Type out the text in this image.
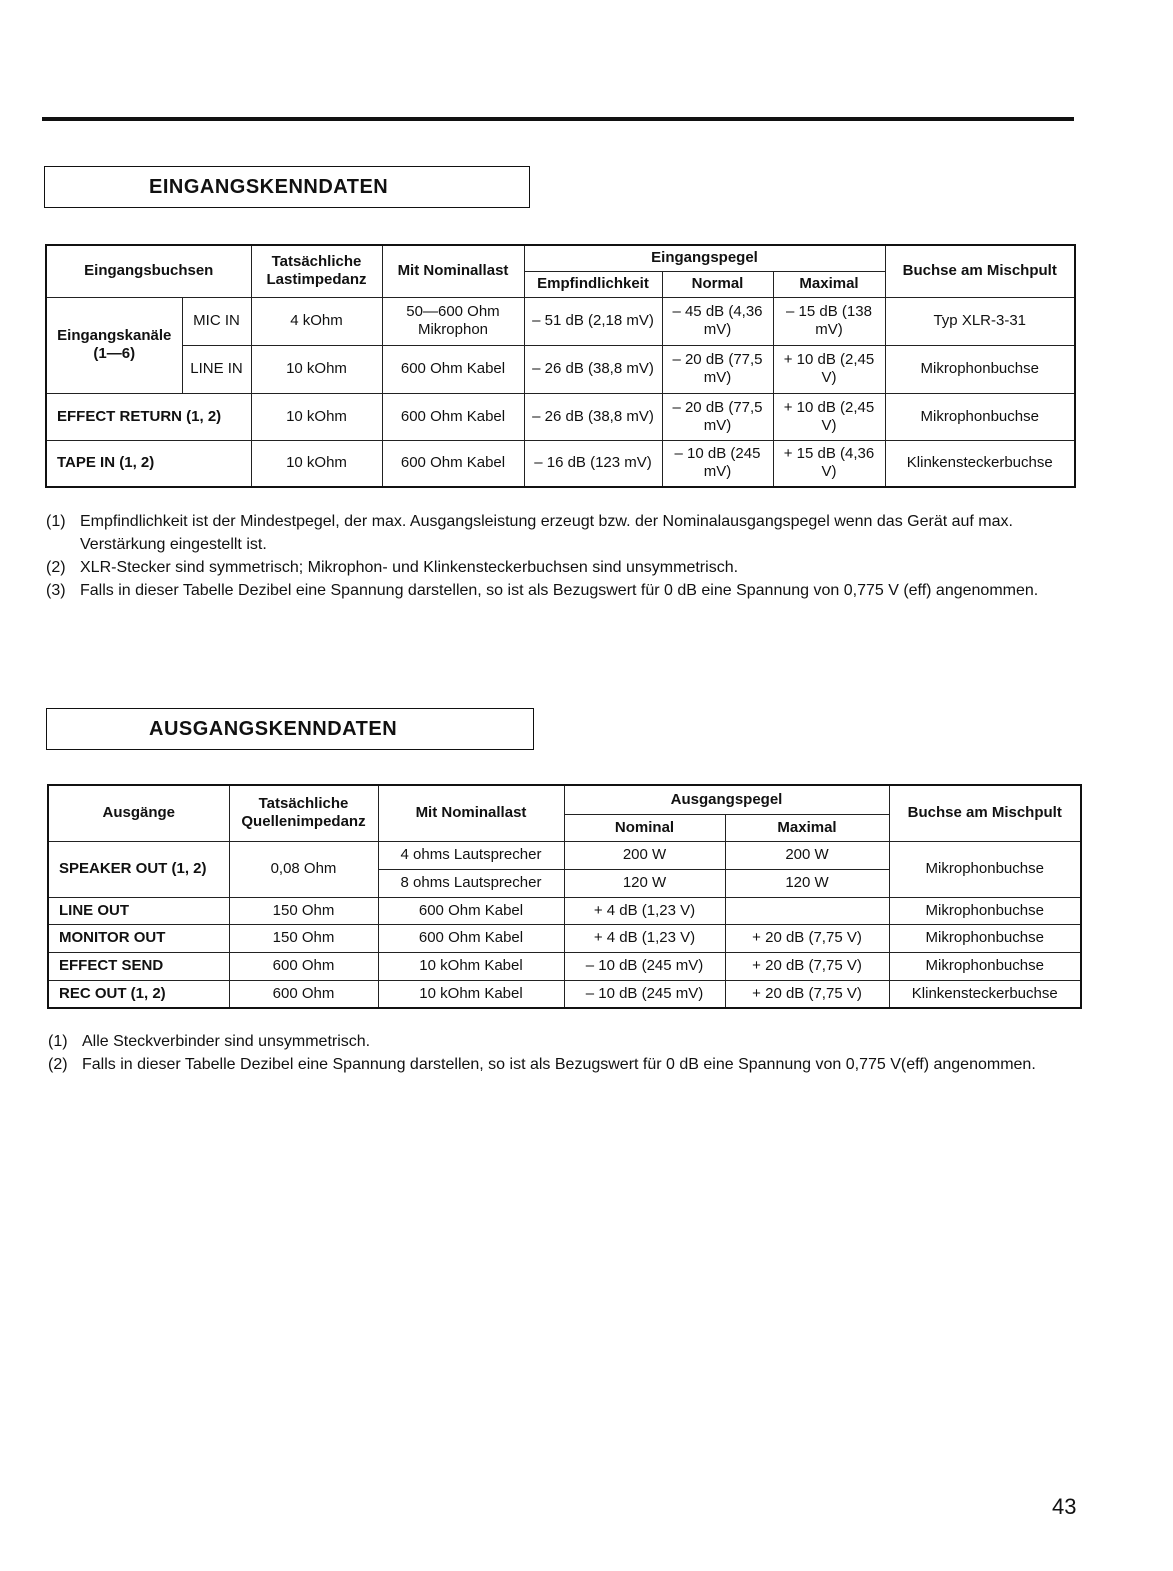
EINGANGSKENNDATEN
Eingangsbuchsen		Tatsächliche Lastimpedanz	Mit Nominallast	Eingangspegel			Buchse am Mischpult
				Empfindlichkeit	Normal	Maximal	
Eingangskanäle (1—6)	MIC IN	4 kOhm	50—600 Ohm Mikrophon	– 51 dB (2,18 mV)	– 45 dB (4,36 mV)	– 15 dB (138 mV)	Typ XLR-3-31
	LINE IN	10 kOhm	600 Ohm Kabel	– 26 dB (38,8 mV)	– 20 dB (77,5 mV)	+ 10 dB (2,45 V)	Mikrophonbuchse
EFFECT RETURN (1, 2)		10 kOhm	600 Ohm Kabel	– 26 dB (38,8 mV)	– 20 dB (77,5 mV)	+ 10 dB (2,45 V)	Mikrophonbuchse
TAPE IN (1, 2)		10 kOhm	600 Ohm Kabel	– 16 dB (123 mV)	– 10 dB (245 mV)	+ 15 dB (4,36 V)	Klinkensteckerbuchse
(1) Empfindlichkeit ist der Mindestpegel, der max. Ausgangsleistung erzeugt bzw. der Nominalausgangspegel wenn das Gerät auf max. Verstärkung eingestellt ist.
(2) XLR-Stecker sind symmetrisch; Mikrophon- und Klinkensteckerbuchsen sind unsymmetrisch.
(3) Falls in dieser Tabelle Dezibel eine Spannung darstellen, so ist als Bezugswert für 0 dB eine Spannung von 0,775 V (eff) angenommen.
AUSGANGSKENNDATEN
Ausgänge	Tatsächliche Quellenimpedanz	Mit Nominallast	Ausgangspegel		Buchse am Mischpult
			Nominal	Maximal	
SPEAKER OUT (1, 2)	0,08 Ohm	4 ohms Lautsprecher	200 W	200 W	Mikrophonbuchse
		8 ohms Lautsprecher	120 W	120 W	
LINE OUT	150 Ohm	600 Ohm Kabel	+ 4 dB (1,23 V)		Mikrophonbuchse
MONITOR OUT	150 Ohm	600 Ohm Kabel	+ 4 dB (1,23 V)	+ 20 dB (7,75 V)	Mikrophonbuchse
EFFECT SEND	600 Ohm	10 kOhm Kabel	– 10 dB (245 mV)	+ 20 dB (7,75 V)	Mikrophonbuchse
REC OUT (1, 2)	600 Ohm	10 kOhm Kabel	– 10 dB (245 mV)	+ 20 dB (7,75 V)	Klinkensteckerbuchse
(1) Alle Steckverbinder sind unsymmetrisch.
(2) Falls in dieser Tabelle Dezibel eine Spannung darstellen, so ist als Bezugswert für 0 dB eine Spannung von 0,775 V(eff) angenommen.
43
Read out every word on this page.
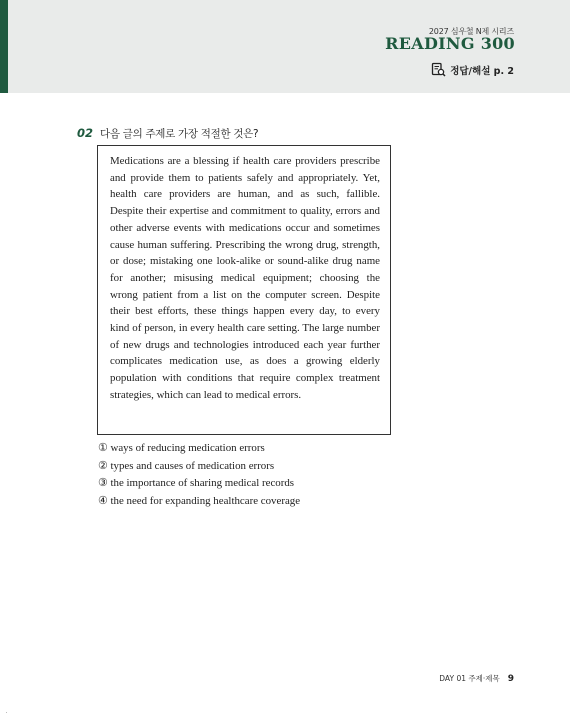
2027 심우철 N제 시리즈
READING 300
정답/해설 p. 2
02 다음 글의 주제로 가장 적절한 것은?

Medications are a blessing if health care providers prescribe and provide them to patients safely and appropriately. Yet, health care providers are human, and as such, fallible. Despite their expertise and commitment to quality, errors and other adverse events with medications occur and sometimes cause human suffering. Prescribing the wrong drug, strength, or dose; mistaking one look-alike or sound-alike drug name for another; misusing medical equipment; choosing the wrong patient from a list on the computer screen. Despite their best efforts, these things happen every day, to every kind of person, in every health care setting. The large number of new drugs and technologies introduced each year further complicates medication use, as does a growing elderly population with conditions that require complex treatment strategies, which can lead to medical errors.

① ways of reducing medication errors
② types and causes of medication errors
③ the importance of sharing medical records
④ the need for expanding healthcare coverage
DAY 01 주제·제목 9
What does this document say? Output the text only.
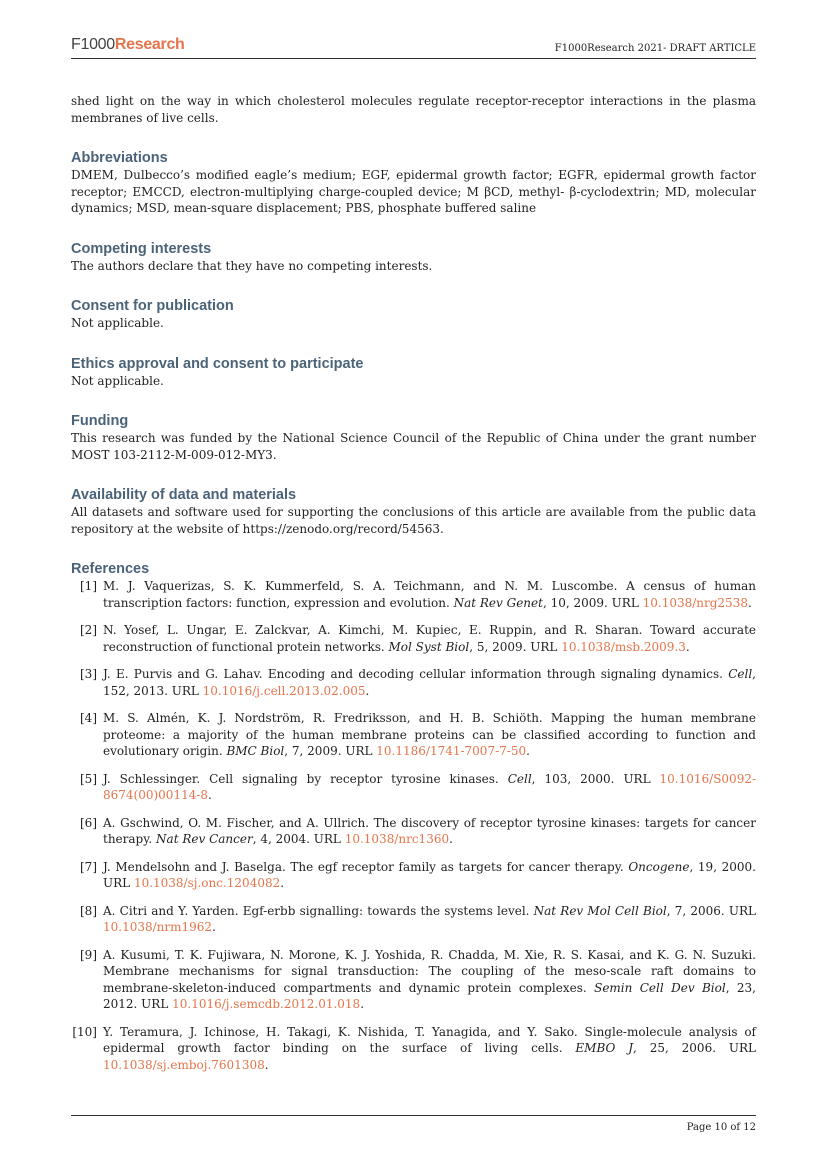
F1000Research	F1000Research 2021- DRAFT ARTICLE

shed light on the way in which cholesterol molecules regulate receptor-receptor interactions in the plasma membranes of live cells.

Abbreviations

DMEM, Dulbecco’s modified eagle’s medium; EGF, epidermal growth factor; EGFR, epidermal growth factor receptor; EMCCD, electron-multiplying charge-coupled device; M βCD, methyl- β-cyclodextrin; MD, molecular dynamics; MSD, mean-square displacement; PBS, phosphate buffered saline

Competing interests

The authors declare that they have no competing interests.

Consent for publication

Not applicable.

Ethics approval and consent to participate

Not applicable.

Funding

This research was funded by the National Science Council of the Republic of China under the grant number MOST 103-2112-M-009-012-MY3.

Availability of data and materials

All datasets and software used for supporting the conclusions of this article are available from the public data repository at the website of https://zenodo.org/record/54563.

References
[1] M. J. Vaquerizas, S. K. Kummerfeld, S. A. Teichmann, and N. M. Luscombe. A census of human transcription factors: function, expression and evolution. Nat Rev Genet, 10, 2009. URL 10.1038/nrg2538.
[2] N. Yosef, L. Ungar, E. Zalckvar, A. Kimchi, M. Kupiec, E. Ruppin, and R. Sharan. Toward accurate reconstruction of functional protein networks. Mol Syst Biol, 5, 2009. URL 10.1038/msb.2009.3.
[3] J. E. Purvis and G. Lahav. Encoding and decoding cellular information through signaling dynamics. Cell, 152, 2013. URL 10.1016/j.cell.2013.02.005.
[4] M. S. Almén, K. J. Nordström, R. Fredriksson, and H. B. Schiöth. Mapping the human membrane proteome: a majority of the human membrane proteins can be classified according to function and evolutionary origin. BMC Biol, 7, 2009. URL 10.1186/1741-7007-7-50.
[5] J. Schlessinger. Cell signaling by receptor tyrosine kinases. Cell, 103, 2000. URL 10.1016/S0092-8674(00)00114-8.
[6] A. Gschwind, O. M. Fischer, and A. Ullrich. The discovery of receptor tyrosine kinases: targets for cancer therapy. Nat Rev Cancer, 4, 2004. URL 10.1038/nrc1360.
[7] J. Mendelsohn and J. Baselga. The egf receptor family as targets for cancer therapy. Oncogene, 19, 2000. URL 10.1038/sj.onc.1204082.
[8] A. Citri and Y. Yarden. Egf-erbb signalling: towards the systems level. Nat Rev Mol Cell Biol, 7, 2006. URL 10.1038/nrm1962.
[9] A. Kusumi, T. K. Fujiwara, N. Morone, K. J. Yoshida, R. Chadda, M. Xie, R. S. Kasai, and K. G. N. Suzuki. Membrane mechanisms for signal transduction: The coupling of the meso-scale raft domains to membrane-skeleton-induced compartments and dynamic protein complexes. Semin Cell Dev Biol, 23, 2012. URL 10.1016/j.semcdb.2012.01.018.
[10] Y. Teramura, J. Ichinose, H. Takagi, K. Nishida, T. Yanagida, and Y. Sako. Single-molecule analysis of epidermal growth factor binding on the surface of living cells. EMBO J, 25, 2006. URL 10.1038/sj.emboj.7601308.
Page 10 of 12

## Problem statement
When the word "medical" appears in a line of the data, that line is counted; report the number only.

## Completed exercise
2